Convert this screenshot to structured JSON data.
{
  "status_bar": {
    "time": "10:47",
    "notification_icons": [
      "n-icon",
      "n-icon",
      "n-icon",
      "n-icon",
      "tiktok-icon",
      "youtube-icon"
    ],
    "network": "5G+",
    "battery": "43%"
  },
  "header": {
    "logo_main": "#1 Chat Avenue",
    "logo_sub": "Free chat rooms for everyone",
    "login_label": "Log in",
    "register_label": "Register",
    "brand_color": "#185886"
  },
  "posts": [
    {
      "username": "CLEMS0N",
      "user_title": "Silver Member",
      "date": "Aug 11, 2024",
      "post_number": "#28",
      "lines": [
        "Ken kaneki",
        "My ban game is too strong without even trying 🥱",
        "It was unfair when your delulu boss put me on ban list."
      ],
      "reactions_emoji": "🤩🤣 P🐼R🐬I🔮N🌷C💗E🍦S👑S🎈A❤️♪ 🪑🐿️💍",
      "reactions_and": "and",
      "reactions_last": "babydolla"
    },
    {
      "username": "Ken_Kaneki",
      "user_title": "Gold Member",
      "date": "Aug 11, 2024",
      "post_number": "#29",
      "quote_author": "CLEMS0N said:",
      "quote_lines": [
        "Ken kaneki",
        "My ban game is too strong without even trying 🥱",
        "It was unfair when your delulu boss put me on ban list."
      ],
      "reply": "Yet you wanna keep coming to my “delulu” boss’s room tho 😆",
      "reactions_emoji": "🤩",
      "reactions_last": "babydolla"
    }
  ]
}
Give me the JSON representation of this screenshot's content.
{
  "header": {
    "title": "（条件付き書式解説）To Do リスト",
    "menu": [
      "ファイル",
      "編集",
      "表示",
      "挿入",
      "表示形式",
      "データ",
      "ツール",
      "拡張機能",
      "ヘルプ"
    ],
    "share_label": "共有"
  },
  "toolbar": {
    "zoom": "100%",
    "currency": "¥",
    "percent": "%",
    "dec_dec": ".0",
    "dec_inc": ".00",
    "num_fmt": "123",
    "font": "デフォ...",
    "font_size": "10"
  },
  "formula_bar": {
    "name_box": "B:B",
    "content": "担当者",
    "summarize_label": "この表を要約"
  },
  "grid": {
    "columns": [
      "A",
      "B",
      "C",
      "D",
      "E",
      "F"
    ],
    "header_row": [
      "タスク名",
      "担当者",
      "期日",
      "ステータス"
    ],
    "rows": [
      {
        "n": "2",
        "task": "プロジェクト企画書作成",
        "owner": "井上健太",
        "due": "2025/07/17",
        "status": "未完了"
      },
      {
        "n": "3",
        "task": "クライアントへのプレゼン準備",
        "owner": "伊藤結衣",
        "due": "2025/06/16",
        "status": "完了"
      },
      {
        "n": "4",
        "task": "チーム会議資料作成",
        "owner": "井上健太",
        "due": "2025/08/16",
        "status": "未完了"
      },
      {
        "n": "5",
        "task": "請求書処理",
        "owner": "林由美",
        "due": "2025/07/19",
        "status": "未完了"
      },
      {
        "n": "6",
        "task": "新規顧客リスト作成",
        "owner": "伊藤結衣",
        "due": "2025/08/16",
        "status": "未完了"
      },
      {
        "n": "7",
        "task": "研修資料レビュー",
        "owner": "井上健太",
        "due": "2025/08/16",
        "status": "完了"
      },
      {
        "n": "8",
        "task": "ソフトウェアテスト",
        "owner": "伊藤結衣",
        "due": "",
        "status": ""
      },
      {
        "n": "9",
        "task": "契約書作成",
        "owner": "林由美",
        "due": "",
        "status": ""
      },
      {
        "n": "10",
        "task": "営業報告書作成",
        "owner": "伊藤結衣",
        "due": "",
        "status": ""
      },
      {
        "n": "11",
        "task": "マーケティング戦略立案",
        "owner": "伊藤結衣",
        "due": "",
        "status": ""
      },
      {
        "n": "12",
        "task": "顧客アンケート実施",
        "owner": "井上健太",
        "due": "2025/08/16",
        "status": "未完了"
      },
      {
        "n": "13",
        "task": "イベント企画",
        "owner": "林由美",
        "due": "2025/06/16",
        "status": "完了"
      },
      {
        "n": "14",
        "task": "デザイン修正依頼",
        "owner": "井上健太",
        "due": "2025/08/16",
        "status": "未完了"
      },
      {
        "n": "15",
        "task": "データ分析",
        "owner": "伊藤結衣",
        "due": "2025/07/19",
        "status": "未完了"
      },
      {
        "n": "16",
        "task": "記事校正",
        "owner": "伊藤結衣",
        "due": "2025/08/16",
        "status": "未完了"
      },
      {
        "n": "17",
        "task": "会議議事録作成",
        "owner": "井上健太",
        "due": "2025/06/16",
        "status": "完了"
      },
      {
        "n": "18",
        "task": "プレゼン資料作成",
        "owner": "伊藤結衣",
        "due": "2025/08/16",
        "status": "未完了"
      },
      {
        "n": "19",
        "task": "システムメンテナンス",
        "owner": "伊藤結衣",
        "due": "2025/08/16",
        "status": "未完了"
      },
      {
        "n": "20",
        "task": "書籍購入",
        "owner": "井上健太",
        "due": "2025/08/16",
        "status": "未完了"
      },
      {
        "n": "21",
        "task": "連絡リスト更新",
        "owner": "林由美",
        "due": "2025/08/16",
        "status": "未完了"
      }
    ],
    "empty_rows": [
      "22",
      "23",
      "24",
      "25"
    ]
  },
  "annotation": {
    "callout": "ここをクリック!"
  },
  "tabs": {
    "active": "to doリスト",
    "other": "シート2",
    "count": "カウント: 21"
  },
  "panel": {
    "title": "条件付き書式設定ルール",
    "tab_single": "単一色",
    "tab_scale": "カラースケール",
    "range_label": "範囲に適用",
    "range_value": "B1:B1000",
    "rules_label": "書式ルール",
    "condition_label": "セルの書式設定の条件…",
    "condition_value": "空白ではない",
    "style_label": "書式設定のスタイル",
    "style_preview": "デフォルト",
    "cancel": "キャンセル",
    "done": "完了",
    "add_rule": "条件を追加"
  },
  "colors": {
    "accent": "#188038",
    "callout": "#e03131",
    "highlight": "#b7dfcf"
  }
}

━━━━━━━━━━━━━━━━━━━━━━━━━━━━━━

#### [WHAT THIS TASK INVOLVES]
Exact output of every entry is required.

#### [TASK RESULT]
Convert this screenshot to structured JSON data.
{
  "status_bar": {
    "time": "10:47",
    "notification_icons": [
      "n-icon",
      "n-icon",
      "n-icon",
      "n-icon",
      "tiktok-icon",
      "youtube-icon"
    ],
    "network": "5G+",
    "battery": "43%"
  },
  "header": {
    "logo_main": "#1 Chat Avenue",
    "logo_sub": "Free chat rooms for everyone",
    "login_label": "Log in",
    "register_label": "Register",
    "brand_color": "#185886"
  },
  "posts": [
    {
      "username": "CLEMS0N",
      "user_title": "Silver Member",
      "date": "Aug 11, 2024",
      "post_number": "#28",
      "lines": [
        "Ken kaneki",
        "My ban game is too strong without even trying 🥱",
        "It was unfair when your delulu boss put me on ban list."
      ],
      "reactions_emoji": "🤩🤣 P🐼R🐬I🔮N🌷C💗E🍦S👑S🎈A❤️♪ 🪑🐿️💍",
      "reactions_and": "and",
      "reactions_last": "babydolla"
    },
    {
      "username": "Ken_Kaneki",
      "user_title": "Gold Member",
      "date": "Aug 11, 2024",
      "post_number": "#29",
      "quote_author": "CLEMS0N said:",
      "quote_lines": [
        "Ken kaneki",
        "My ban game is too strong without even trying 🥱",
        "It was unfair when your delulu boss put me on ban list."
      ],
      "reply": "Yet you wanna keep coming to my “delulu” boss’s room tho 😆",
      "reactions_emoji": "🤩",
      "reactions_last": "babydolla"
    }
  ]
}
Give me the JSON representation of this screenshot's content.
{
  "header": {
    "title": "（条件付き書式解説）To Do リスト",
    "menu": [
      "ファイル",
      "編集",
      "表示",
      "挿入",
      "表示形式",
      "データ",
      "ツール",
      "拡張機能",
      "ヘルプ"
    ],
    "share_label": "共有"
  },
  "toolbar": {
    "zoom": "100%",
    "currency": "¥",
    "percent": "%",
    "dec_dec": ".0",
    "dec_inc": ".00",
    "num_fmt": "123",
    "font": "デフォ...",
    "font_size": "10"
  },
  "formula_bar": {
    "name_box": "B:B",
    "content": "担当者",
    "summarize_label": "この表を要約"
  },
  "grid": {
    "columns": [
      "A",
      "B",
      "C",
      "D",
      "E",
      "F"
    ],
    "header_row": [
      "タスク名",
      "担当者",
      "期日",
      "ステータス"
    ],
    "rows": [
      {
        "n": "2",
        "task": "プロジェクト企画書作成",
        "owner": "井上健太",
        "due": "2025/07/17",
        "status": "未完了"
      },
      {
        "n": "3",
        "task": "クライアントへのプレゼン準備",
        "owner": "伊藤結衣",
        "due": "2025/06/16",
        "status": "完了"
      },
      {
        "n": "4",
        "task": "チーム会議資料作成",
        "owner": "井上健太",
        "due": "2025/08/16",
        "status": "未完了"
      },
      {
        "n": "5",
        "task": "請求書処理",
        "owner": "林由美",
        "due": "2025/07/19",
        "status": "未完了"
      },
      {
        "n": "6",
        "task": "新規顧客リスト作成",
        "owner": "伊藤結衣",
        "due": "2025/08/16",
        "status": "未完了"
      },
      {
        "n": "7",
        "task": "研修資料レビュー",
        "owner": "井上健太",
        "due": "2025/08/16",
        "status": "完了"
      },
      {
        "n": "8",
        "task": "ソフトウェアテスト",
        "owner": "伊藤結衣",
        "due": "",
        "status": ""
      },
      {
        "n": "9",
        "task": "契約書作成",
        "owner": "林由美",
        "due": "",
        "status": ""
      },
      {
        "n": "10",
        "task": "営業報告書作成",
        "owner": "伊藤結衣",
        "due": "",
        "status": ""
      },
      {
        "n": "11",
        "task": "マーケティング戦略立案",
        "owner": "伊藤結衣",
        "due": "",
        "status": ""
      },
      {
        "n": "12",
        "task": "顧客アンケート実施",
        "owner": "井上健太",
        "due": "2025/08/16",
        "status": "未完了"
      },
      {
        "n": "13",
        "task": "イベント企画",
        "owner": "林由美",
        "due": "2025/06/16",
        "status": "完了"
      },
      {
        "n": "14",
        "task": "デザイン修正依頼",
        "owner": "井上健太",
        "due": "2025/08/16",
        "status": "未完了"
      },
      {
        "n": "15",
        "task": "データ分析",
        "owner": "伊藤結衣",
        "due": "2025/07/19",
        "status": "未完了"
      },
      {
        "n": "16",
        "task": "記事校正",
        "owner": "伊藤結衣",
        "due": "2025/08/16",
        "status": "未完了"
      },
      {
        "n": "17",
        "task": "会議議事録作成",
        "owner": "井上健太",
        "due": "2025/06/16",
        "status": "完了"
      },
      {
        "n": "18",
        "task": "プレゼン資料作成",
        "owner": "伊藤結衣",
        "due": "2025/08/16",
        "status": "未完了"
      },
      {
        "n": "19",
        "task": "システムメンテナンス",
        "owner": "伊藤結衣",
        "due": "2025/08/16",
        "status": "未完了"
      },
      {
        "n": "20",
        "task": "書籍購入",
        "owner": "井上健太",
        "due": "2025/08/16",
        "status": "未完了"
      },
      {
        "n": "21",
        "task": "連絡リスト更新",
        "owner": "林由美",
        "due": "2025/08/16",
        "status": "未完了"
      }
    ],
    "empty_rows": [
      "22",
      "23",
      "24",
      "25"
    ]
  },
  "annotation": {
    "callout": "ここをクリック!"
  },
  "tabs": {
    "active": "to doリスト",
    "other": "シート2",
    "count": "カウント: 21"
  },
  "panel": {
    "title": "条件付き書式設定ルール",
    "tab_single": "単一色",
    "tab_scale": "カラースケール",
    "range_label": "範囲に適用",
    "range_value": "B1:B1000",
    "rules_label": "書式ルール",
    "condition_label": "セルの書式設定の条件…",
    "condition_value": "空白ではない",
    "style_label": "書式設定のスタイル",
    "style_preview": "デフォルト",
    "cancel": "キャンセル",
    "done": "完了",
    "add_rule": "条件を追加"
  },
  "colors": {
    "accent": "#188038",
    "callout": "#e03131",
    "highlight": "#b7dfcf"
  }
}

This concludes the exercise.